#### MATERIAL ####
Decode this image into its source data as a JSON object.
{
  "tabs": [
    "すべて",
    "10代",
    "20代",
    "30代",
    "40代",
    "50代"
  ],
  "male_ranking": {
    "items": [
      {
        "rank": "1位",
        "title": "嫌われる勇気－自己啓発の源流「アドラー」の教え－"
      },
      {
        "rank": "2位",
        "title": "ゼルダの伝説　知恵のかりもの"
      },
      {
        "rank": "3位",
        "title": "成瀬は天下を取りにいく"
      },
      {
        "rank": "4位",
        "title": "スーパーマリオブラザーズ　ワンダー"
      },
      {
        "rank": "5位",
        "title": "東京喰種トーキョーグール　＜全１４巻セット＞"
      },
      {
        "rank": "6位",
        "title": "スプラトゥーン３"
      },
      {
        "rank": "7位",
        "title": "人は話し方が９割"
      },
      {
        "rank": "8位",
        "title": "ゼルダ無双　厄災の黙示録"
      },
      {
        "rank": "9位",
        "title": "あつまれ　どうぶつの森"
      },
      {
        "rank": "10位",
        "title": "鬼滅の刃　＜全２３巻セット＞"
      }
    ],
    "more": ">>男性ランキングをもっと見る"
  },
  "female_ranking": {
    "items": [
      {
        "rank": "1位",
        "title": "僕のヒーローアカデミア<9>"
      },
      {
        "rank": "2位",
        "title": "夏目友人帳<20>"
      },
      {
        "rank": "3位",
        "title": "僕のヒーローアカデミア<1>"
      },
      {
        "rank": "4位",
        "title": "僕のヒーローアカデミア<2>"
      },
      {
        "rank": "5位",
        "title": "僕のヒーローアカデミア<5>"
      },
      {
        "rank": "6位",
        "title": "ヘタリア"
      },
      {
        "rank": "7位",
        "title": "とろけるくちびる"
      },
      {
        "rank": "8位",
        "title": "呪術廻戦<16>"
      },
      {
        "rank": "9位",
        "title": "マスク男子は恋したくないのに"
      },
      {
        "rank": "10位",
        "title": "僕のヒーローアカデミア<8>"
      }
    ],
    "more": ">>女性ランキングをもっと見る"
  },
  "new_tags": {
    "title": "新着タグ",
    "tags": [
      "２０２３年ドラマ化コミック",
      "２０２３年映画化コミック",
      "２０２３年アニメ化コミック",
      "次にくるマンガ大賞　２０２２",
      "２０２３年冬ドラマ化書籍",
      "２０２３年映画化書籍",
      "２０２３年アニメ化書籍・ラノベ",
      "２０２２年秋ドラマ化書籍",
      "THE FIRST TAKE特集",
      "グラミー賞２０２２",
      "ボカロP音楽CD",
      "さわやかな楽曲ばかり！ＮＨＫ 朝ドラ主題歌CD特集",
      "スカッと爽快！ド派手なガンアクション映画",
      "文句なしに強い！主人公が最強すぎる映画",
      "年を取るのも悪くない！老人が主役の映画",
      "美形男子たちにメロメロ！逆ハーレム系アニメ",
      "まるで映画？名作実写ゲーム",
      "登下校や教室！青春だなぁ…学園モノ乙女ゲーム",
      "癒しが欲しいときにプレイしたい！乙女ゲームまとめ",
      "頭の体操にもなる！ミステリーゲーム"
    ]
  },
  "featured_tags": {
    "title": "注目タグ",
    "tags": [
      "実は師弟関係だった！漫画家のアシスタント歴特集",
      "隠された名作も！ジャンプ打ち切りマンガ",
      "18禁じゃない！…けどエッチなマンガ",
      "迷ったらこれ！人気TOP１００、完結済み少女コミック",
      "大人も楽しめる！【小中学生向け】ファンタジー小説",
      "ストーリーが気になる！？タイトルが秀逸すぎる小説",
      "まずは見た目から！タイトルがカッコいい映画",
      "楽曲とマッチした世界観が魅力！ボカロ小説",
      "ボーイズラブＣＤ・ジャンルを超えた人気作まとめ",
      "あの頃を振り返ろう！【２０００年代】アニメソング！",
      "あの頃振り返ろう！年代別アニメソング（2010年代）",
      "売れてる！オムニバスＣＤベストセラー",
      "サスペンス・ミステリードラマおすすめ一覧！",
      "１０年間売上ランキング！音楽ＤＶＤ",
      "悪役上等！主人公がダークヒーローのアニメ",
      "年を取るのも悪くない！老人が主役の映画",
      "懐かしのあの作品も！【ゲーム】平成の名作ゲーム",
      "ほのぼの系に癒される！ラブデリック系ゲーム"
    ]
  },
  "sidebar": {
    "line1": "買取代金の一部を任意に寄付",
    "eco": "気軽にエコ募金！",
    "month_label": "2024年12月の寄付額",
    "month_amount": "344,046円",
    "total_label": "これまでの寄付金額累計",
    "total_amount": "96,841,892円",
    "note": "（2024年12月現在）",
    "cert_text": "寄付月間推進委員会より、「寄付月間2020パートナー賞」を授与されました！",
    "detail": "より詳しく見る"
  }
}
####
### TASK REQUIREMENTS
Could you reproduce every record above exactly as it appears?

### ANSWER TO THE PROBLEM
Decode this image into its source data as a JSON object.
{
  "tabs": [
    "すべて",
    "10代",
    "20代",
    "30代",
    "40代",
    "50代"
  ],
  "male_ranking": {
    "items": [
      {
        "rank": "1位",
        "title": "嫌われる勇気－自己啓発の源流「アドラー」の教え－"
      },
      {
        "rank": "2位",
        "title": "ゼルダの伝説　知恵のかりもの"
      },
      {
        "rank": "3位",
        "title": "成瀬は天下を取りにいく"
      },
      {
        "rank": "4位",
        "title": "スーパーマリオブラザーズ　ワンダー"
      },
      {
        "rank": "5位",
        "title": "東京喰種トーキョーグール　＜全１４巻セット＞"
      },
      {
        "rank": "6位",
        "title": "スプラトゥーン３"
      },
      {
        "rank": "7位",
        "title": "人は話し方が９割"
      },
      {
        "rank": "8位",
        "title": "ゼルダ無双　厄災の黙示録"
      },
      {
        "rank": "9位",
        "title": "あつまれ　どうぶつの森"
      },
      {
        "rank": "10位",
        "title": "鬼滅の刃　＜全２３巻セット＞"
      }
    ],
    "more": ">>男性ランキングをもっと見る"
  },
  "female_ranking": {
    "items": [
      {
        "rank": "1位",
        "title": "僕のヒーローアカデミア<9>"
      },
      {
        "rank": "2位",
        "title": "夏目友人帳<20>"
      },
      {
        "rank": "3位",
        "title": "僕のヒーローアカデミア<1>"
      },
      {
        "rank": "4位",
        "title": "僕のヒーローアカデミア<2>"
      },
      {
        "rank": "5位",
        "title": "僕のヒーローアカデミア<5>"
      },
      {
        "rank": "6位",
        "title": "ヘタリア"
      },
      {
        "rank": "7位",
        "title": "とろけるくちびる"
      },
      {
        "rank": "8位",
        "title": "呪術廻戦<16>"
      },
      {
        "rank": "9位",
        "title": "マスク男子は恋したくないのに"
      },
      {
        "rank": "10位",
        "title": "僕のヒーローアカデミア<8>"
      }
    ],
    "more": ">>女性ランキングをもっと見る"
  },
  "new_tags": {
    "title": "新着タグ",
    "tags": [
      "２０２３年ドラマ化コミック",
      "２０２３年映画化コミック",
      "２０２３年アニメ化コミック",
      "次にくるマンガ大賞　２０２２",
      "２０２３年冬ドラマ化書籍",
      "２０２３年映画化書籍",
      "２０２３年アニメ化書籍・ラノベ",
      "２０２２年秋ドラマ化書籍",
      "THE FIRST TAKE特集",
      "グラミー賞２０２２",
      "ボカロP音楽CD",
      "さわやかな楽曲ばかり！ＮＨＫ 朝ドラ主題歌CD特集",
      "スカッと爽快！ド派手なガンアクション映画",
      "文句なしに強い！主人公が最強すぎる映画",
      "年を取るのも悪くない！老人が主役の映画",
      "美形男子たちにメロメロ！逆ハーレム系アニメ",
      "まるで映画？名作実写ゲーム",
      "登下校や教室！青春だなぁ…学園モノ乙女ゲーム",
      "癒しが欲しいときにプレイしたい！乙女ゲームまとめ",
      "頭の体操にもなる！ミステリーゲーム"
    ]
  },
  "featured_tags": {
    "title": "注目タグ",
    "tags": [
      "実は師弟関係だった！漫画家のアシスタント歴特集",
      "隠された名作も！ジャンプ打ち切りマンガ",
      "18禁じゃない！…けどエッチなマンガ",
      "迷ったらこれ！人気TOP１００、完結済み少女コミック",
      "大人も楽しめる！【小中学生向け】ファンタジー小説",
      "ストーリーが気になる！？タイトルが秀逸すぎる小説",
      "まずは見た目から！タイトルがカッコいい映画",
      "楽曲とマッチした世界観が魅力！ボカロ小説",
      "ボーイズラブＣＤ・ジャンルを超えた人気作まとめ",
      "あの頃を振り返ろう！【２０００年代】アニメソング！",
      "あの頃振り返ろう！年代別アニメソング（2010年代）",
      "売れてる！オムニバスＣＤベストセラー",
      "サスペンス・ミステリードラマおすすめ一覧！",
      "１０年間売上ランキング！音楽ＤＶＤ",
      "悪役上等！主人公がダークヒーローのアニメ",
      "年を取るのも悪くない！老人が主役の映画",
      "懐かしのあの作品も！【ゲーム】平成の名作ゲーム",
      "ほのぼの系に癒される！ラブデリック系ゲーム"
    ]
  },
  "sidebar": {
    "line1": "買取代金の一部を任意に寄付",
    "eco": "気軽にエコ募金！",
    "month_label": "2024年12月の寄付額",
    "month_amount": "344,046円",
    "total_label": "これまでの寄付金額累計",
    "total_amount": "96,841,892円",
    "note": "（2024年12月現在）",
    "cert_text": "寄付月間推進委員会より、「寄付月間2020パートナー賞」を授与されました！",
    "detail": "より詳しく見る"
  }
}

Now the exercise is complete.